** BEGIN DATA SUPPLIED **

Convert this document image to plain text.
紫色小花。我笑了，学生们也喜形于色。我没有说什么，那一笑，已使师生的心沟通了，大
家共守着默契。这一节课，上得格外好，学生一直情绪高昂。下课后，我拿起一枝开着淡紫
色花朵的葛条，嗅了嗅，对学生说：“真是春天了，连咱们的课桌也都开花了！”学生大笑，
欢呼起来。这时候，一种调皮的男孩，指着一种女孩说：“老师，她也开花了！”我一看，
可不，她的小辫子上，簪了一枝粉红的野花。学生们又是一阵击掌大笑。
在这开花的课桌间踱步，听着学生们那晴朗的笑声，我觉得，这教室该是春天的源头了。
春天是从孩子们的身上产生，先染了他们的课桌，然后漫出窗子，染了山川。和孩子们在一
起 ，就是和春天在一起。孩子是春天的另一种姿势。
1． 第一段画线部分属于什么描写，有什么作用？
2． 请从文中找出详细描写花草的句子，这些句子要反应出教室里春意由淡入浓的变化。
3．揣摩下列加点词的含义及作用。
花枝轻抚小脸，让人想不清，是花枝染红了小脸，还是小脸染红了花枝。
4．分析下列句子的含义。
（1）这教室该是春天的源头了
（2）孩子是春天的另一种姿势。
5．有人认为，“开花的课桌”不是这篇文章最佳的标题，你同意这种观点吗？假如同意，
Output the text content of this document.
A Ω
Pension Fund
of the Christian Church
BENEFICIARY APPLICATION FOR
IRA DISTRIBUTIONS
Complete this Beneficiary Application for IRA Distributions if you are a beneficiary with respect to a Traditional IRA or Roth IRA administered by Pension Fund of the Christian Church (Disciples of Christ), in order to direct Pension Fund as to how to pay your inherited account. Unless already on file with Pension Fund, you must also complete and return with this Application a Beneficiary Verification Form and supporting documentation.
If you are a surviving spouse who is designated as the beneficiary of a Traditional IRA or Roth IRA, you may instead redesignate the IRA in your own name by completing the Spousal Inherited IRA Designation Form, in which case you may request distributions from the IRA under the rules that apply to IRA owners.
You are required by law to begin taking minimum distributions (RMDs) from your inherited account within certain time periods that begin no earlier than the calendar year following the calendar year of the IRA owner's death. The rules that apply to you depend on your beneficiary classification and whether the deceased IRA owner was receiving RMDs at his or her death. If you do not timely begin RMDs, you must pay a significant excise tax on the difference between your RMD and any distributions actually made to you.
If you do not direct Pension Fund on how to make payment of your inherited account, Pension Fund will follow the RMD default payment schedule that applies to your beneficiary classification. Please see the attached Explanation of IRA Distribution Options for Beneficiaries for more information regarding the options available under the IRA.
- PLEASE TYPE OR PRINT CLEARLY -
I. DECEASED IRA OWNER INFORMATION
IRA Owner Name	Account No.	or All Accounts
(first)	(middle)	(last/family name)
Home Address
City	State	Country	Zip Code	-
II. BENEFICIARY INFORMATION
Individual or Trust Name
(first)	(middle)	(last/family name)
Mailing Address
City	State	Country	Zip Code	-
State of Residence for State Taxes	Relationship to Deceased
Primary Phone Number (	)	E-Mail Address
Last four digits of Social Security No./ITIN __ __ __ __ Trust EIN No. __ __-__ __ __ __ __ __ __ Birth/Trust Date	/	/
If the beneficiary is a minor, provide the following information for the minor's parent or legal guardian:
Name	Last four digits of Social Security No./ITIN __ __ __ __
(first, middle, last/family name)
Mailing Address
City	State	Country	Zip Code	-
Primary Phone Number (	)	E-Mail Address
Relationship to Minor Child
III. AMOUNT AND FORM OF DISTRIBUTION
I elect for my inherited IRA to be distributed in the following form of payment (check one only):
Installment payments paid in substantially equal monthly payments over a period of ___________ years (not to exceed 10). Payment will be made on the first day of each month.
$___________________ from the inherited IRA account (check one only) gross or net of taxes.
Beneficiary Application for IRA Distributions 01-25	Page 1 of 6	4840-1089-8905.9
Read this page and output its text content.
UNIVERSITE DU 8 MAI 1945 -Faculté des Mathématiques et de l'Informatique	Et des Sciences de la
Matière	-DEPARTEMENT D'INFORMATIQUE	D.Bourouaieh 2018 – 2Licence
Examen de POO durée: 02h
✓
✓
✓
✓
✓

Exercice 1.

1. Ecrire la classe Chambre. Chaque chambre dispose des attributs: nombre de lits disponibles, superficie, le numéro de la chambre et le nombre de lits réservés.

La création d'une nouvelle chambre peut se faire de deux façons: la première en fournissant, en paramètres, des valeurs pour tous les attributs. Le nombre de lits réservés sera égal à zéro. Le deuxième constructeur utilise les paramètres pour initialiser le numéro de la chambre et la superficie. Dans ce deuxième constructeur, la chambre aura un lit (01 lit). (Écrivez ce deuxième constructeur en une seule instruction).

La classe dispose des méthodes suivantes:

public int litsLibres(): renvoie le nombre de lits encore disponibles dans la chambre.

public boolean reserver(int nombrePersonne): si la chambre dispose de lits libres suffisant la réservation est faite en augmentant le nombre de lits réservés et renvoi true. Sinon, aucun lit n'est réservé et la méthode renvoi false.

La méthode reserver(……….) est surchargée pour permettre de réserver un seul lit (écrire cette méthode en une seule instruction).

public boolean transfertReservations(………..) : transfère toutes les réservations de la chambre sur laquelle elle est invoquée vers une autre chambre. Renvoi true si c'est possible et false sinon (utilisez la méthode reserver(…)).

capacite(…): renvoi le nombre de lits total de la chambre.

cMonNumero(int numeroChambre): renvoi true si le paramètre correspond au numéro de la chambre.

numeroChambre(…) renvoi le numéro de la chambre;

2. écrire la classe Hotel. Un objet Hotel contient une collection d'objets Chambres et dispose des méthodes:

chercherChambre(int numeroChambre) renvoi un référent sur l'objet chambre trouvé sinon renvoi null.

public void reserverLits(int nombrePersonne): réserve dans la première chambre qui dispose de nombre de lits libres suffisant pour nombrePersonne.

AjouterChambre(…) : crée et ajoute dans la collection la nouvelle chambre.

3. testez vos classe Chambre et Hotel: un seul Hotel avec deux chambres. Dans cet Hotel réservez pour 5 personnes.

** END DATA SUPPLIED **

- GOAL OF THE EXERCISE -
Show every line above in which the word "Social" occurs.

- SOLUTION -
Last four digits of Social Security No./ITIN __ __ __ __ Trust EIN No. __ __-__ __ __ __ __ __ __ Birth/Trust Date	/	/
Name	Last four digits of Social Security No./ITIN __ __ __ __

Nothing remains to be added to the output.